Exercise material:
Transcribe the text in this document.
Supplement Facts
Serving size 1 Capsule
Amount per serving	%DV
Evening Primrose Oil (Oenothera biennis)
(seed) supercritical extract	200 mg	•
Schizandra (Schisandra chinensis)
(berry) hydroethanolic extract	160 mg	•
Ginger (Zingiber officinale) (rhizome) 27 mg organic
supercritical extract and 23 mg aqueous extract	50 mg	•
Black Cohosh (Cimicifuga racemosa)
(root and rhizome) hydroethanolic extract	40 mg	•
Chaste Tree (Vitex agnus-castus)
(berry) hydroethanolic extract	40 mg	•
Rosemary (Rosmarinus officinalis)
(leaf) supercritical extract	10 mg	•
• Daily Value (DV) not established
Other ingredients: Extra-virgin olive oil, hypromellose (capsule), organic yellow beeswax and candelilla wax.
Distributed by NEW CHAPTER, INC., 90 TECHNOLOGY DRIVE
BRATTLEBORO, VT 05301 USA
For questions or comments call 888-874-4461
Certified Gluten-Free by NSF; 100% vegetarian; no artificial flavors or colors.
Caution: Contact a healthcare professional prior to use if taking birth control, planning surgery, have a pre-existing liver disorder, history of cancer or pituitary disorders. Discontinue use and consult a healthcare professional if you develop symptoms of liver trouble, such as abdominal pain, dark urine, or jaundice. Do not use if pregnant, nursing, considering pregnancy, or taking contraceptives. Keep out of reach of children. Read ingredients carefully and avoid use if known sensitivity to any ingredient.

Do this: Quote the data above in full, changing nothing.

Result:
Transcribe the text in this document.
Supplement Facts
Serving size 1 Capsule
Amount per serving	%DV
Evening Primrose Oil (Oenothera biennis)
(seed) supercritical extract	200 mg	•
Schizandra (Schisandra chinensis)
(berry) hydroethanolic extract	160 mg	•
Ginger (Zingiber officinale) (rhizome) 27 mg organic
supercritical extract and 23 mg aqueous extract	50 mg	•
Black Cohosh (Cimicifuga racemosa)
(root and rhizome) hydroethanolic extract	40 mg	•
Chaste Tree (Vitex agnus-castus)
(berry) hydroethanolic extract	40 mg	•
Rosemary (Rosmarinus officinalis)
(leaf) supercritical extract	10 mg	•
• Daily Value (DV) not established
Other ingredients: Extra-virgin olive oil, hypromellose (capsule), organic yellow beeswax and candelilla wax.
Distributed by NEW CHAPTER, INC., 90 TECHNOLOGY DRIVE
BRATTLEBORO, VT 05301 USA
For questions or comments call 888-874-4461
Certified Gluten-Free by NSF; 100% vegetarian; no artificial flavors or colors.
Caution: Contact a healthcare professional prior to use if taking birth control, planning surgery, have a pre-existing liver disorder, history of cancer or pituitary disorders. Discontinue use and consult a healthcare professional if you develop symptoms of liver trouble, such as abdominal pain, dark urine, or jaundice. Do not use if pregnant, nursing, considering pregnancy, or taking contraceptives. Keep out of reach of children. Read ingredients carefully and avoid use if known sensitivity to any ingredient.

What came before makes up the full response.